== Document segment

Therefore, I don't have the problem you did with how savage the alien slum was. Plus, there was a brief mention that these were the 'worker-bees' of their own civilization, lacking the skills possessed by the engineer and his son who escape. Is this more individualistic Hollywood Christian mythology bunk? Of course it is! Is it a video game? Yes, Max gets points for that. But was I entertained by it,and even at moments genuinely engaged by the Kafka-like journey of the protagonist? Yes to that too. Unlike The Fly, where there is little room for empathy (in the hero himself) as the hero becomes 'the Other', here we see him developing empathy (albeit of a highly destructive bent as he slaughters his fellow humans) towards the 'prawns' he has helped to oppress and is now mutating into himself. I too wish the screenplay was better-written and characters more developed, but overall I took it as it came and got the metaphors at work in the midst of the carnage.

Dan Jardine said...

Ben's L's retort:

Ms. P, while I refuse to consider a film in light of the fact that it was released as a summer action movie - this is some sort of genre excuse? - I thank you for your comment. Your defense of the film is for me unconvincing because it rests on ignoring the plot premise that these are aliens from another planet. You skip this in order to grasp them as allegorical for the Other. I also address in my review the presentation Otherness in the film, but not idealistically as you do; i.e., disregarding the physical embodiment of the subjectivity recognized in the allegory. But let's pay attention to this material form.

It is highly problematic having non-human beings stand in for the allegorical dehumanization of humans beings. I appreciate your moral sensitivity to the allegory but my point is that a critique of dehumanization cannot get off the ground unless you have first established that it is happening to humans to begin with. You must start with whatever it is you designate as definitive about humanity and associate this with the subjectivity portrayed . You must acknowledge this from the get-go in the narrative. This is not done by the film, as I am at pains to point out in my review. Indeed, I go so far as to suggest that the allegory at work in District 9 has racist implications, so impossible is it for the audience to identify with the aliens as a society. As a society. This is what's at issue. The individual engineer with the brains to escape is not enough. Because according to Mr. Cracker, the rare nigger who can keep up with Mr. Cracker is the exception that proves the racist rule.

====
== Provided records

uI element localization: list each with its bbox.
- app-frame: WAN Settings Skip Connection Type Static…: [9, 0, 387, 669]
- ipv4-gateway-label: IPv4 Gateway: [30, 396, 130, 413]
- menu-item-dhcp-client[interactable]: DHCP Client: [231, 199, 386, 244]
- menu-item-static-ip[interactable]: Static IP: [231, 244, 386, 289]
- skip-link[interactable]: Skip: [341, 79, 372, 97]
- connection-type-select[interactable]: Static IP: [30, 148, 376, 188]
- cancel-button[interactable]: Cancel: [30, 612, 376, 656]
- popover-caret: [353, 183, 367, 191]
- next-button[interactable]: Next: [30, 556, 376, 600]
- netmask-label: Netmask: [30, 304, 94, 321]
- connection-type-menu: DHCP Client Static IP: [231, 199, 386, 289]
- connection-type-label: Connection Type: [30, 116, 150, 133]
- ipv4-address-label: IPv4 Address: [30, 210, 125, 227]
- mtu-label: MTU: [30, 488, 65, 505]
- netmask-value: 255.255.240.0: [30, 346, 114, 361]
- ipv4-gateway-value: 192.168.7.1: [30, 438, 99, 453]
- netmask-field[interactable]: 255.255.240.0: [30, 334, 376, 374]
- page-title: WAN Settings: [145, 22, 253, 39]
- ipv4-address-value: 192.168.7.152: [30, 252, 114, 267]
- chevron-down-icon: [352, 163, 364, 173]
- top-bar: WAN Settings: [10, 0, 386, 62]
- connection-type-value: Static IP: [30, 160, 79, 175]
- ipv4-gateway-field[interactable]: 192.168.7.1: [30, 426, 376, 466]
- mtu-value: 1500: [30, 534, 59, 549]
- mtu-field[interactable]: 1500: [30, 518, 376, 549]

====

Tasks to complete
(a) Transcribe the District 9 comments between "Ms. P, while" and "this material form.", inclusive.
(b) Please write the next part of the District 9 comments, picking up after their last sentence.

Answers for the tasks
(a)
Ms. P, while I refuse to consider a film in light of the fact that it was released as a summer action movie - this is some sort of genre excuse? - I thank you for your comment. Your defense of the film is for me unconvincing because it rests on ignoring the plot premise that these are aliens from another planet. You skip this in order to grasp them as allegorical for the Other. I also address in my review the presentation Otherness in the film, but not idealistically as you do; i.e., disregarding the physical embodiment of the subjectivity recognized in the allegory. But let's pay attention to this material form.

(b)
The problem is entrenched by the fact that these are not aliens metaphorically, Other-fied humans, as it were. No, these are literally aliens. A species from another planet that has travelled across the universe to Earth no less! If anything, they would be more advanced than humans; i.e., more human than humans, so to speak. And excuse me but this braininess would apply to the 'worker-bees' of their civilization too. You would have me believe that 20 years of brutalizing oppression would have stripped them of their species-being, (to use a term from the young Karl Marx). This is bullocks. It's unconvincing enough that we would be ruling over them and not vice versa. But even accepting this, they would not be 'just brutes'.

Add the final insult for maximum bio-aesthetic shock value - they are basically big bugs. Did we stay awake in Sunday School long enough to empathize with the plight of these poor, ugly critters who are nevertheless also God's children? Thanks heavens, we did. We can feel good about ourselves for not exterminating all of these brutes, these bugs, these Others. But do scuttle back to your spaceship, you filthy insects, and do go away forever. Cleanliness is next to godliness. We run a tidy planet in this neck of the cosmos.